§ **The task**:
State the number of lines that hold the string "title", with nothing added.

─── Supplied data ───

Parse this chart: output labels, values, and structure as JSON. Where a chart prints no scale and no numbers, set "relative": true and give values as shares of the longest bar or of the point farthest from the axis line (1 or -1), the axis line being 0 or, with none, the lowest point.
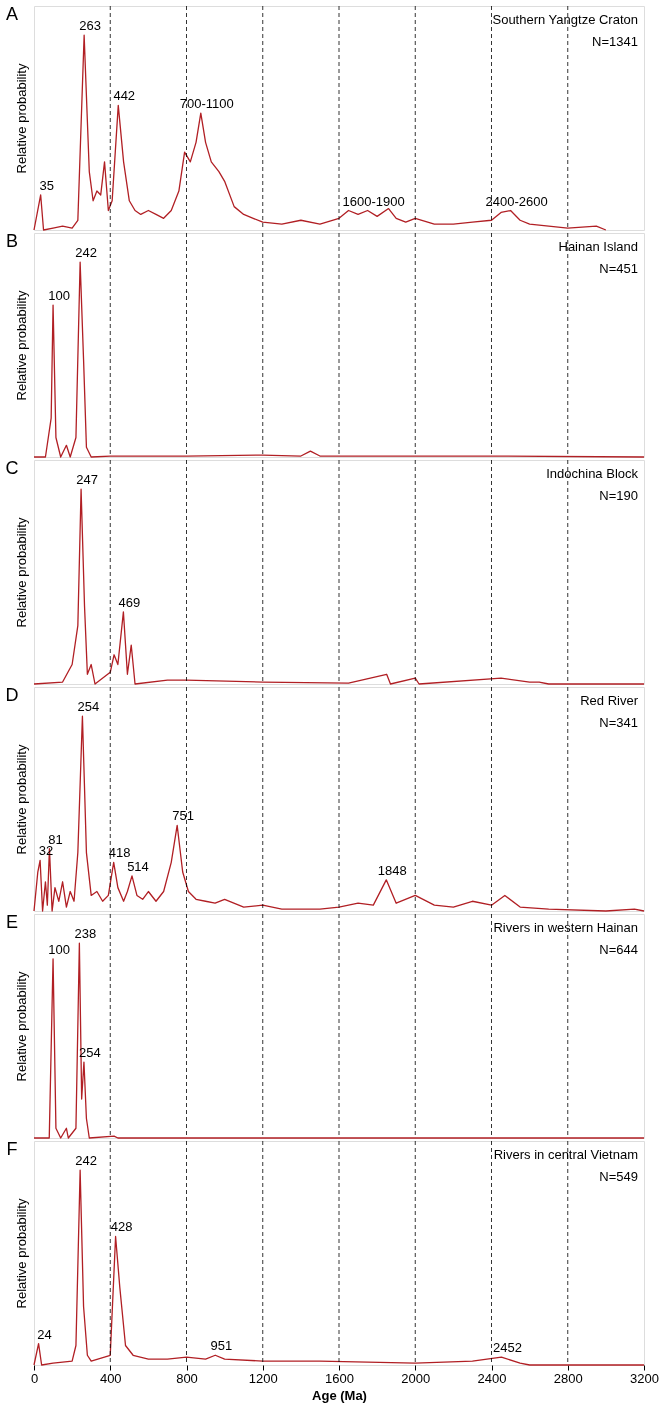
{
  "chart_data": [
    {
      "type": "line",
      "title": "A",
      "ylabel": "Relative probability",
      "relative": true,
      "tick_labels": false,
      "xlim": [
        0,
        3200
      ],
      "x": [
        0,
        35,
        50,
        100,
        150,
        200,
        230,
        263,
        290,
        310,
        330,
        350,
        370,
        390,
        410,
        442,
        470,
        500,
        530,
        560,
        600,
        640,
        680,
        720,
        760,
        790,
        820,
        850,
        875,
        900,
        930,
        970,
        1000,
        1050,
        1100,
        1150,
        1200,
        1300,
        1400,
        1500,
        1600,
        1650,
        1700,
        1750,
        1800,
        1860,
        1900,
        1950,
        2000,
        2100,
        2200,
        2300,
        2400,
        2450,
        2500,
        2550,
        2600,
        2700,
        2800,
        2950,
        3000
      ],
      "series": [
        {
          "color": "#b11f24",
          "values": [
            0,
            0.18,
            0,
            0.01,
            0.02,
            0.01,
            0.05,
            1,
            0.3,
            0.15,
            0.2,
            0.18,
            0.35,
            0.1,
            0.15,
            0.64,
            0.35,
            0.15,
            0.1,
            0.08,
            0.1,
            0.08,
            0.06,
            0.1,
            0.2,
            0.4,
            0.35,
            0.45,
            0.6,
            0.45,
            0.35,
            0.3,
            0.25,
            0.12,
            0.08,
            0.06,
            0.04,
            0.03,
            0.05,
            0.03,
            0.06,
            0.1,
            0.08,
            0.1,
            0.07,
            0.11,
            0.06,
            0.04,
            0.06,
            0.03,
            0.03,
            0.04,
            0.05,
            0.09,
            0.1,
            0.05,
            0.03,
            0.02,
            0.01,
            0.02,
            0
          ]
        }
      ],
      "ref_lines": [
        {
          "axis": "x",
          "value": 400,
          "line_style": "dashed",
          "color": "#000000"
        },
        {
          "axis": "x",
          "value": 800,
          "line_style": "dashed",
          "color": "#000000"
        },
        {
          "axis": "x",
          "value": 1200,
          "line_style": "dashed",
          "color": "#000000"
        },
        {
          "axis": "x",
          "value": 1600,
          "line_style": "dashed",
          "color": "#000000"
        },
        {
          "axis": "x",
          "value": 2000,
          "line_style": "dashed",
          "color": "#000000"
        },
        {
          "axis": "x",
          "value": 2400,
          "line_style": "dashed",
          "color": "#000000"
        },
        {
          "axis": "x",
          "value": 2800,
          "line_style": "dashed",
          "color": "#000000"
        }
      ],
      "annotations": [
        {
          "text": "35",
          "x": 35,
          "y": 0.18
        },
        {
          "text": "263",
          "x": 263,
          "y": 1
        },
        {
          "text": "442",
          "x": 442,
          "y": 0.64
        },
        {
          "text": "700-1100",
          "x": 875,
          "y": 0.6
        },
        {
          "text": "1600-1900",
          "x": 1750,
          "y": 0.1
        },
        {
          "text": "2400-2600",
          "x": 2500,
          "y": 0.1
        },
        "Southern Yangtze Craton",
        "N=1341"
      ]
    },
    {
      "type": "line",
      "title": "B",
      "ylabel": "Relative probability",
      "relative": true,
      "tick_labels": false,
      "xlim": [
        0,
        3200
      ],
      "x": [
        0,
        60,
        90,
        100,
        115,
        140,
        170,
        190,
        220,
        242,
        260,
        275,
        300,
        400,
        800,
        1200,
        1400,
        1450,
        1500,
        1700,
        2000,
        2400,
        3200
      ],
      "series": [
        {
          "color": "#b11f24",
          "values": [
            0,
            0,
            0.2,
            0.78,
            0.1,
            0,
            0.06,
            0,
            0.1,
            1,
            0.5,
            0.05,
            0,
            0.005,
            0.005,
            0.01,
            0.005,
            0.03,
            0.005,
            0.005,
            0.005,
            0.005,
            0
          ]
        }
      ],
      "ref_lines": [
        {
          "axis": "x",
          "value": 400,
          "line_style": "dashed",
          "color": "#000000"
        },
        {
          "axis": "x",
          "value": 800,
          "line_style": "dashed",
          "color": "#000000"
        },
        {
          "axis": "x",
          "value": 1200,
          "line_style": "dashed",
          "color": "#000000"
        },
        {
          "axis": "x",
          "value": 1600,
          "line_style": "dashed",
          "color": "#000000"
        },
        {
          "axis": "x",
          "value": 2000,
          "line_style": "dashed",
          "color": "#000000"
        },
        {
          "axis": "x",
          "value": 2400,
          "line_style": "dashed",
          "color": "#000000"
        },
        {
          "axis": "x",
          "value": 2800,
          "line_style": "dashed",
          "color": "#000000"
        }
      ],
      "annotations": [
        {
          "text": "100",
          "x": 100,
          "y": 0.78
        },
        {
          "text": "242",
          "x": 242,
          "y": 1
        },
        "Hainan Island",
        "N=451"
      ]
    },
    {
      "type": "line",
      "title": "C",
      "ylabel": "Relative probability",
      "relative": true,
      "tick_labels": false,
      "xlim": [
        0,
        3200
      ],
      "x": [
        0,
        150,
        200,
        230,
        247,
        265,
        280,
        300,
        320,
        400,
        420,
        440,
        469,
        490,
        510,
        530,
        700,
        800,
        1200,
        1650,
        1850,
        1870,
        2000,
        2020,
        2450,
        2600,
        2650,
        2700,
        3200
      ],
      "series": [
        {
          "color": "#b11f24",
          "values": [
            0,
            0.01,
            0.1,
            0.3,
            1,
            0.4,
            0.05,
            0.1,
            0,
            0.06,
            0.15,
            0.1,
            0.37,
            0.05,
            0.2,
            0,
            0.02,
            0.02,
            0.01,
            0.005,
            0.05,
            0,
            0.03,
            0,
            0.03,
            0.01,
            0.01,
            0,
            0
          ]
        }
      ],
      "ref_lines": [
        {
          "axis": "x",
          "value": 400,
          "line_style": "dashed",
          "color": "#000000"
        },
        {
          "axis": "x",
          "value": 800,
          "line_style": "dashed",
          "color": "#000000"
        },
        {
          "axis": "x",
          "value": 1200,
          "line_style": "dashed",
          "color": "#000000"
        },
        {
          "axis": "x",
          "value": 1600,
          "line_style": "dashed",
          "color": "#000000"
        },
        {
          "axis": "x",
          "value": 2000,
          "line_style": "dashed",
          "color": "#000000"
        },
        {
          "axis": "x",
          "value": 2400,
          "line_style": "dashed",
          "color": "#000000"
        },
        {
          "axis": "x",
          "value": 2800,
          "line_style": "dashed",
          "color": "#000000"
        }
      ],
      "annotations": [
        {
          "text": "247",
          "x": 247,
          "y": 1
        },
        {
          "text": "469",
          "x": 469,
          "y": 0.37
        },
        "Indochina Block",
        "N=190"
      ]
    },
    {
      "type": "line",
      "title": "D",
      "ylabel": "Relative probability",
      "relative": true,
      "tick_labels": false,
      "xlim": [
        0,
        3200
      ],
      "x": [
        0,
        20,
        32,
        45,
        60,
        70,
        81,
        95,
        110,
        130,
        150,
        170,
        190,
        210,
        230,
        254,
        275,
        300,
        330,
        360,
        390,
        418,
        440,
        470,
        490,
        514,
        540,
        570,
        600,
        640,
        680,
        720,
        751,
        780,
        810,
        850,
        900,
        950,
        1000,
        1100,
        1200,
        1300,
        1500,
        1600,
        1700,
        1780,
        1848,
        1900,
        2000,
        2100,
        2200,
        2300,
        2400,
        2470,
        2550,
        2700,
        3000,
        3150,
        3200
      ],
      "series": [
        {
          "color": "#b11f24",
          "values": [
            0,
            0.2,
            0.26,
            0,
            0.15,
            0.03,
            0.32,
            0,
            0.12,
            0.05,
            0.15,
            0.02,
            0.1,
            0.05,
            0.3,
            1,
            0.3,
            0.08,
            0.1,
            0.05,
            0.08,
            0.25,
            0.12,
            0.05,
            0.1,
            0.18,
            0.08,
            0.06,
            0.1,
            0.05,
            0.1,
            0.25,
            0.44,
            0.2,
            0.1,
            0.06,
            0.05,
            0.04,
            0.06,
            0.02,
            0.03,
            0.01,
            0.01,
            0.02,
            0.04,
            0.03,
            0.16,
            0.04,
            0.08,
            0.03,
            0.02,
            0.05,
            0.03,
            0.08,
            0.02,
            0.01,
            0,
            0.01,
            0
          ]
        }
      ],
      "ref_lines": [
        {
          "axis": "x",
          "value": 400,
          "line_style": "dashed",
          "color": "#000000"
        },
        {
          "axis": "x",
          "value": 800,
          "line_style": "dashed",
          "color": "#000000"
        },
        {
          "axis": "x",
          "value": 1200,
          "line_style": "dashed",
          "color": "#000000"
        },
        {
          "axis": "x",
          "value": 1600,
          "line_style": "dashed",
          "color": "#000000"
        },
        {
          "axis": "x",
          "value": 2000,
          "line_style": "dashed",
          "color": "#000000"
        },
        {
          "axis": "x",
          "value": 2400,
          "line_style": "dashed",
          "color": "#000000"
        },
        {
          "axis": "x",
          "value": 2800,
          "line_style": "dashed",
          "color": "#000000"
        }
      ],
      "annotations": [
        {
          "text": "32",
          "x": 32,
          "y": 0.26
        },
        {
          "text": "81",
          "x": 81,
          "y": 0.32
        },
        {
          "text": "254",
          "x": 254,
          "y": 1
        },
        {
          "text": "418",
          "x": 418,
          "y": 0.25
        },
        {
          "text": "514",
          "x": 514,
          "y": 0.18
        },
        {
          "text": "751",
          "x": 751,
          "y": 0.44
        },
        {
          "text": "1848",
          "x": 1848,
          "y": 0.16
        },
        "Red River",
        "N=341"
      ]
    },
    {
      "type": "line",
      "title": "E",
      "ylabel": "Relative probability",
      "relative": true,
      "tick_labels": false,
      "xlim": [
        0,
        3200
      ],
      "x": [
        0,
        80,
        100,
        115,
        140,
        170,
        180,
        220,
        238,
        250,
        262,
        275,
        290,
        420,
        440,
        3200
      ],
      "series": [
        {
          "color": "#b11f24",
          "values": [
            0,
            0,
            0.92,
            0.05,
            0,
            0.05,
            0,
            0.05,
            1,
            0.2,
            0.39,
            0.1,
            0,
            0.01,
            0,
            0
          ]
        }
      ],
      "ref_lines": [
        {
          "axis": "x",
          "value": 400,
          "line_style": "dashed",
          "color": "#000000"
        },
        {
          "axis": "x",
          "value": 800,
          "line_style": "dashed",
          "color": "#000000"
        },
        {
          "axis": "x",
          "value": 1200,
          "line_style": "dashed",
          "color": "#000000"
        },
        {
          "axis": "x",
          "value": 1600,
          "line_style": "dashed",
          "color": "#000000"
        },
        {
          "axis": "x",
          "value": 2000,
          "line_style": "dashed",
          "color": "#000000"
        },
        {
          "axis": "x",
          "value": 2400,
          "line_style": "dashed",
          "color": "#000000"
        },
        {
          "axis": "x",
          "value": 2800,
          "line_style": "dashed",
          "color": "#000000"
        }
      ],
      "annotations": [
        {
          "text": "100",
          "x": 100,
          "y": 0.92
        },
        {
          "text": "238",
          "x": 238,
          "y": 1
        },
        {
          "text": "254",
          "x": 262,
          "y": 0.39
        },
        "Rivers in western Hainan",
        "N=644"
      ]
    },
    {
      "type": "line",
      "title": "F",
      "ylabel": "Relative probability",
      "xlabel": "Age (Ma)",
      "relative": true,
      "tick_labels": "x",
      "xlim": [
        0,
        3200
      ],
      "xticks": [
        0,
        400,
        800,
        1200,
        1600,
        2000,
        2400,
        2800,
        3200
      ],
      "x": [
        0,
        24,
        40,
        100,
        200,
        220,
        242,
        260,
        280,
        300,
        400,
        428,
        450,
        480,
        520,
        600,
        700,
        800,
        900,
        951,
        1000,
        1200,
        1500,
        2000,
        2300,
        2452,
        2550,
        2600,
        3200
      ],
      "series": [
        {
          "color": "#b11f24",
          "values": [
            0,
            0.11,
            0,
            0.01,
            0.02,
            0.1,
            1,
            0.3,
            0.05,
            0.02,
            0.05,
            0.66,
            0.4,
            0.1,
            0.05,
            0.03,
            0.03,
            0.04,
            0.03,
            0.05,
            0.03,
            0.02,
            0.02,
            0.01,
            0.02,
            0.04,
            0.01,
            0,
            0
          ]
        }
      ],
      "ref_lines": [
        {
          "axis": "x",
          "value": 400,
          "line_style": "dashed",
          "color": "#000000"
        },
        {
          "axis": "x",
          "value": 800,
          "line_style": "dashed",
          "color": "#000000"
        },
        {
          "axis": "x",
          "value": 1200,
          "line_style": "dashed",
          "color": "#000000"
        },
        {
          "axis": "x",
          "value": 1600,
          "line_style": "dashed",
          "color": "#000000"
        },
        {
          "axis": "x",
          "value": 2000,
          "line_style": "dashed",
          "color": "#000000"
        },
        {
          "axis": "x",
          "value": 2400,
          "line_style": "dashed",
          "color": "#000000"
        },
        {
          "axis": "x",
          "value": 2800,
          "line_style": "dashed",
          "color": "#000000"
        }
      ],
      "annotations": [
        {
          "text": "24",
          "x": 24,
          "y": 0.11
        },
        {
          "text": "242",
          "x": 242,
          "y": 1
        },
        {
          "text": "428",
          "x": 428,
          "y": 0.66
        },
        {
          "text": "951",
          "x": 951,
          "y": 0.05
        },
        {
          "text": "2452",
          "x": 2452,
          "y": 0.04
        },
        "Rivers in central Vietnam",
        "N=549"
      ]
    }
  ]
}
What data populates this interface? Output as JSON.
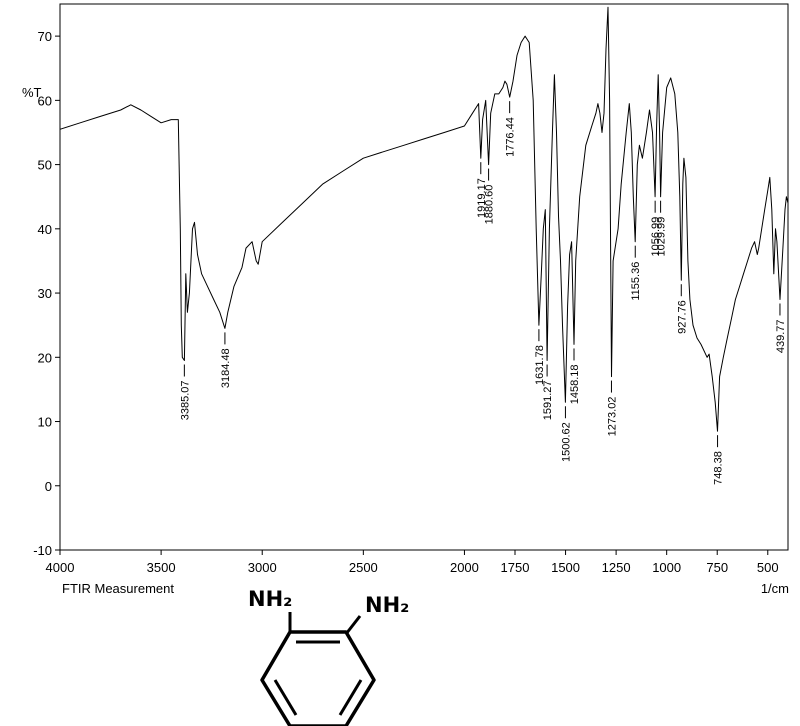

───

§ **Task solution**:
6